<<<<
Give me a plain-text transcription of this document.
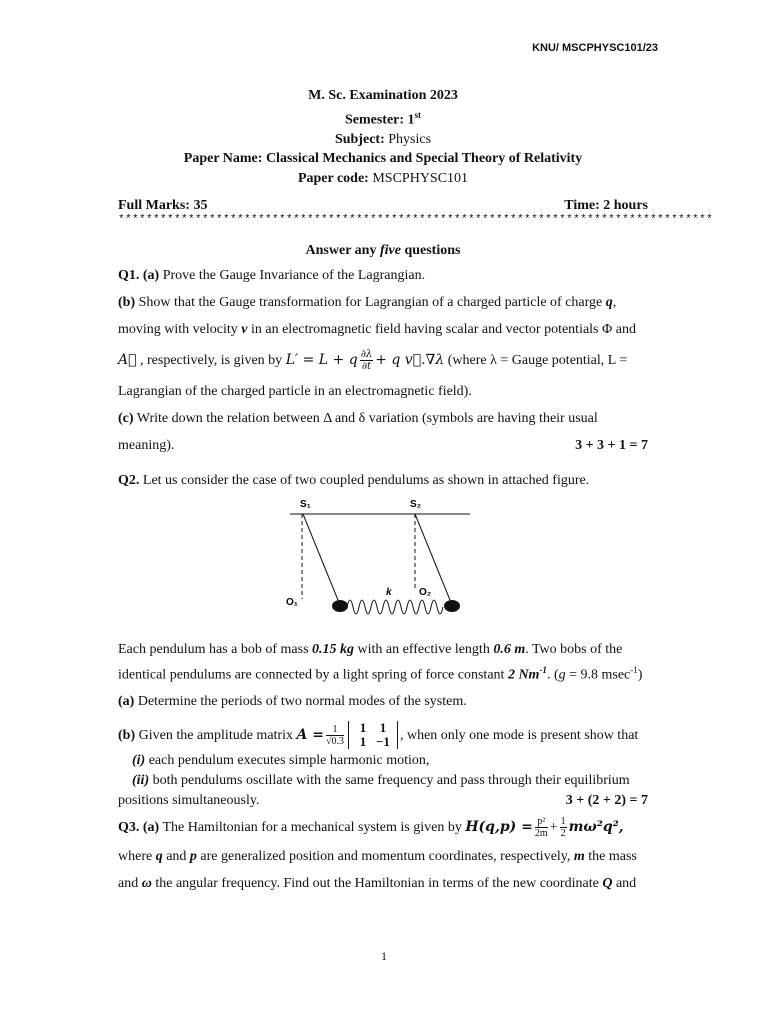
KNU/ MSCPHYSC101/23
M. Sc. Examination 2023
Semester: 1st
Subject: Physics
Paper Name: Classical Mechanics and Special Theory of Relativity
Paper code: MSCPHYSC101
Full Marks: 35	Time: 2 hours
*************************************************************************************
Answer any five questions
Q1. (a) Prove the Gauge Invariance of the Lagrangian.
(b) Show that the Gauge transformation for Lagrangian of a charged particle of charge q,
moving with velocity v in an electromagnetic field having scalar and vector potentials Φ and
A⃗ , respectively, is given by L′ = L + q $\frac{\partial\lambda}{\partial t} + q$ v⃗.∇λ (where λ = Gauge potential, L =
Lagrangian of the charged particle in an electromagnetic field).
(c) Write down the relation between Δ and δ variation (symbols are having their usual
meaning).	3 + 3 + 1 = 7
Q2. Let us consider the case of two coupled pendulums as shown in attached figure.
S₁	S₂
O₁
O₂
k
Each pendulum has a bob of mass 0.15 kg with an effective length 0.6 m. Two bobs of the
identical pendulums are connected by a light spring of force constant 2 $Nm^{-1}$. (g = 9.8 msec$^{-1}$)
(a) Determine the periods of two normal modes of the system.
(b) Given the amplitude matrix $A = \frac{1}{√0.3} 1$ 1
1 −1 , when only one mode is present show that
(i) each pendulum executes simple harmonic motion,
(ii) both pendulums oscillate with the same frequency and pass through their equilibrium
positions simultaneously.	3 + (2 + 2) = 7
Q3. (a) The Hamiltonian for a mechanical system is given by $H(q,p) = \frac{\text{p²}}{2m} + \frac{1}{2} m\omega^2q^2$,
where q and p are generalized position and momentum coordinates, respectively, m the mass
and ω the angular frequency. Find out the Hamiltonian in terms of the new coordinate Q and
1
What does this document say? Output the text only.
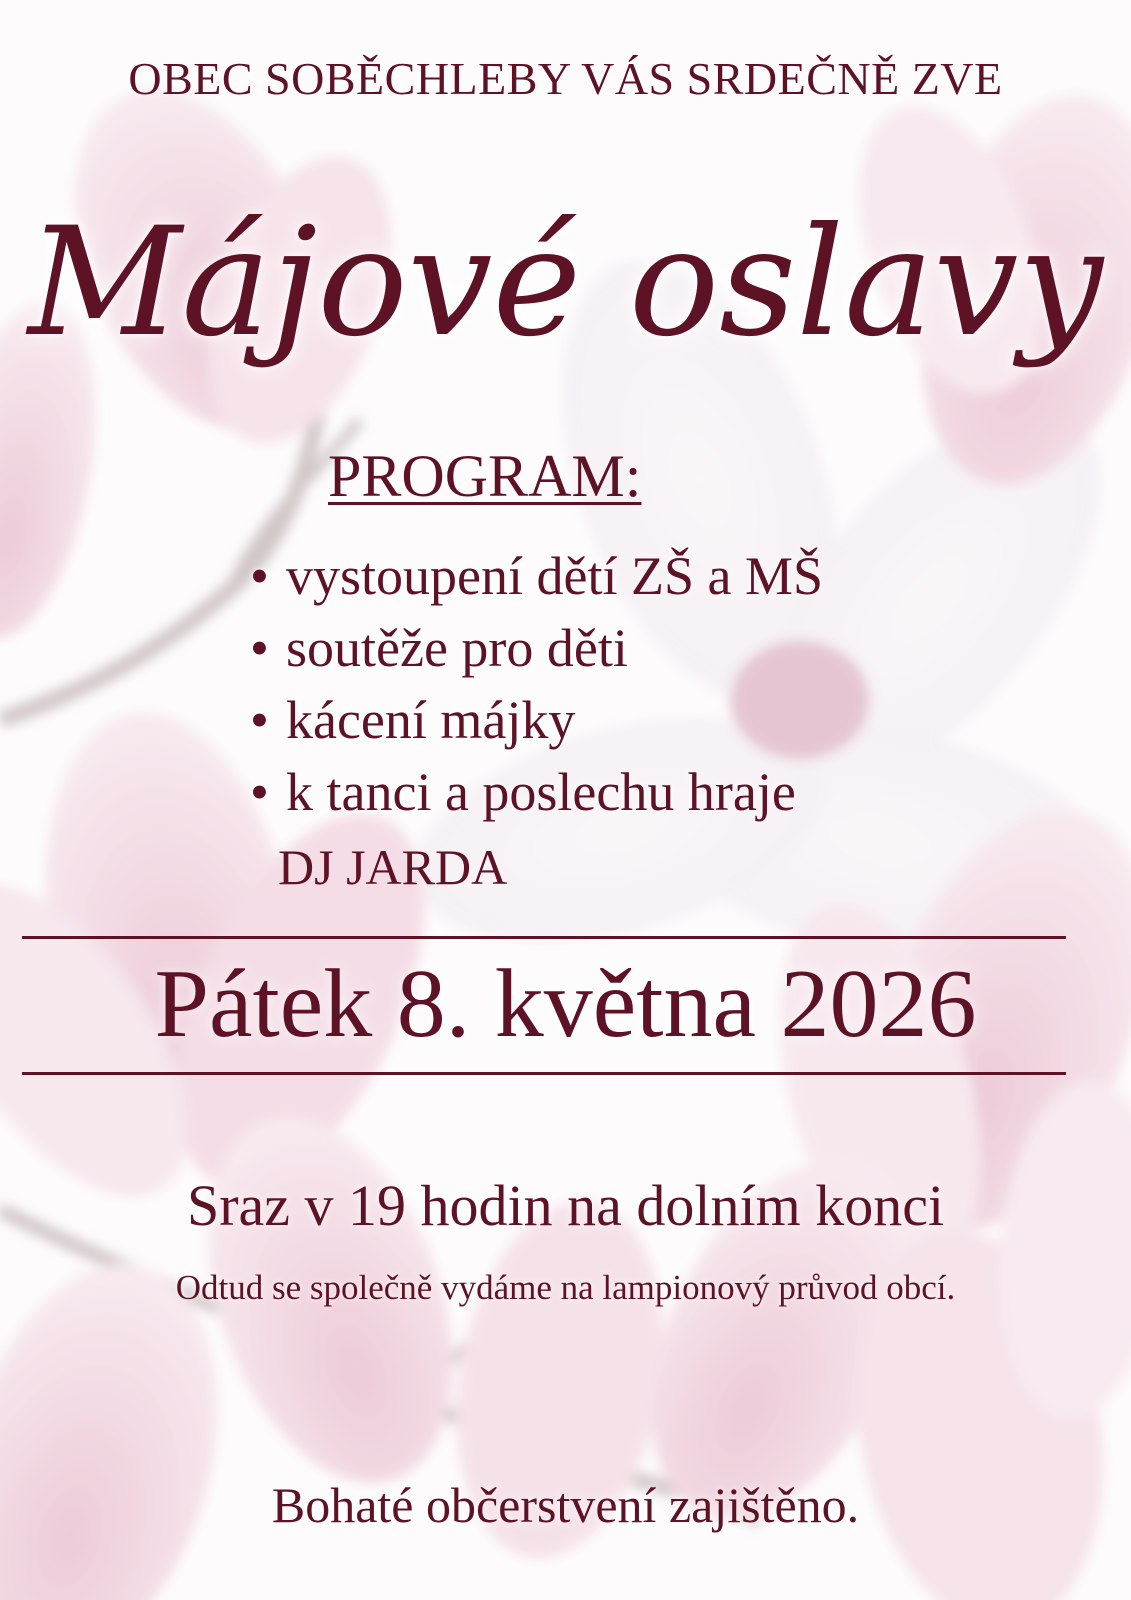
OBEC SOBĚCHLEBY VÁS SRDEČNĚ ZVE

Májové oslavy

PROGRAM:

• vystoupení dětí ZŠ a MŠ
• soutěže pro děti
• kácení májky
• k tanci a poslechu hraje

DJ JARDA

Pátek 8. května 2026

Sraz v 19 hodin na dolním konci

Odtud se společně vydáme na lampionový průvod obcí.

Bohaté občerstvení zajištěno.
>>>>
Set problem →
Transcribe the preceding listing in its entirety and with exact wording, leaving out pictures.

Exercise result →
Give me a plain-text transcription of this document.
KNU/ MSCPHYSC101/23
M. Sc. Examination 2023
Semester: 1st
Subject: Physics
Paper Name: Classical Mechanics and Special Theory of Relativity
Paper code: MSCPHYSC101
Full Marks: 35	Time: 2 hours
*************************************************************************************
Answer any five questions
Q1. (a) Prove the Gauge Invariance of the Lagrangian.
(b) Show that the Gauge transformation for Lagrangian of a charged particle of charge q,
moving with velocity v in an electromagnetic field having scalar and vector potentials Φ and
A⃗ , respectively, is given by L′ = L + q $\frac{\partial\lambda}{\partial t} + q$ v⃗.∇λ (where λ = Gauge potential, L =
Lagrangian of the charged particle in an electromagnetic field).
(c) Write down the relation between Δ and δ variation (symbols are having their usual
meaning).	3 + 3 + 1 = 7
Q2. Let us consider the case of two coupled pendulums as shown in attached figure.
S₁	S₂
O₁
O₂
k
Each pendulum has a bob of mass 0.15 kg with an effective length 0.6 m. Two bobs of the
identical pendulums are connected by a light spring of force constant 2 $Nm^{-1}$. (g = 9.8 msec$^{-1}$)
(a) Determine the periods of two normal modes of the system.
(b) Given the amplitude matrix $A = \frac{1}{√0.3} 1$ 1
1 −1 , when only one mode is present show that
(i) each pendulum executes simple harmonic motion,
(ii) both pendulums oscillate with the same frequency and pass through their equilibrium
positions simultaneously.	3 + (2 + 2) = 7
Q3. (a) The Hamiltonian for a mechanical system is given by $H(q,p) = \frac{\text{p²}}{2m} + \frac{1}{2} m\omega^2q^2$,
where q and p are generalized position and momentum coordinates, respectively, m the mass
and ω the angular frequency. Find out the Hamiltonian in terms of the new coordinate Q and
1
What does this document say? Output the text only.
OBEC SOBĚCHLEBY VÁS SRDEČNĚ ZVE

Májové oslavy

PROGRAM:

• vystoupení dětí ZŠ a MŠ
• soutěže pro děti
• kácení májky
• k tanci a poslechu hraje

DJ JARDA

Pátek 8. května 2026

Sraz v 19 hodin na dolním konci

Odtud se společně vydáme na lampionový průvod obcí.

Bohaté občerstvení zajištěno.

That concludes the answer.